Directive.
Write out all of the data exactly as it appears.

Extracted material.
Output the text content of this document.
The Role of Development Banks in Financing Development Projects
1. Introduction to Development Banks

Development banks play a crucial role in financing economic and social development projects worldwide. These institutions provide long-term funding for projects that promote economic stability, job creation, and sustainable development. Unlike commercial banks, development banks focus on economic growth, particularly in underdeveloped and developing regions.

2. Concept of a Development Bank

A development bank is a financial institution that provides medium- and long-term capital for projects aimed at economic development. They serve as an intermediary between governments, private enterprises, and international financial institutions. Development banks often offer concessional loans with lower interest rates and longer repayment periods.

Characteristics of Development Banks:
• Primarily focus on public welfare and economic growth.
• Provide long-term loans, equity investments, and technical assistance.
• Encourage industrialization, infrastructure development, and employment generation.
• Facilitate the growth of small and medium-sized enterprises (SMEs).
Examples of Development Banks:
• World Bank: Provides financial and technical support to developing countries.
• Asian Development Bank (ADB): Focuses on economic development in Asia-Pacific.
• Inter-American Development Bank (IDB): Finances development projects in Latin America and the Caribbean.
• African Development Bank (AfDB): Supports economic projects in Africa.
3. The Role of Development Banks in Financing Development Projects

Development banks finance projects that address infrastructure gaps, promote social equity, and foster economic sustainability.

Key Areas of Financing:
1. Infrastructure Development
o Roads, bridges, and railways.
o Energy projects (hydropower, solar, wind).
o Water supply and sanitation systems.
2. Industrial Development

The result.
Output the text content of this document.
The Role of Development Banks in Financing Development Projects
1. Introduction to Development Banks

Development banks play a crucial role in financing economic and social development projects worldwide. These institutions provide long-term funding for projects that promote economic stability, job creation, and sustainable development. Unlike commercial banks, development banks focus on economic growth, particularly in underdeveloped and developing regions.

2. Concept of a Development Bank

A development bank is a financial institution that provides medium- and long-term capital for projects aimed at economic development. They serve as an intermediary between governments, private enterprises, and international financial institutions. Development banks often offer concessional loans with lower interest rates and longer repayment periods.

Characteristics of Development Banks:
• Primarily focus on public welfare and economic growth.
• Provide long-term loans, equity investments, and technical assistance.
• Encourage industrialization, infrastructure development, and employment generation.
• Facilitate the growth of small and medium-sized enterprises (SMEs).
Examples of Development Banks:
• World Bank: Provides financial and technical support to developing countries.
• Asian Development Bank (ADB): Focuses on economic development in Asia-Pacific.
• Inter-American Development Bank (IDB): Finances development projects in Latin America and the Caribbean.
• African Development Bank (AfDB): Supports economic projects in Africa.
3. The Role of Development Banks in Financing Development Projects

Development banks finance projects that address infrastructure gaps, promote social equity, and foster economic sustainability.

Key Areas of Financing:
1. Infrastructure Development
o Roads, bridges, and railways.
o Energy projects (hydropower, solar, wind).
o Water supply and sanitation systems.
2. Industrial Development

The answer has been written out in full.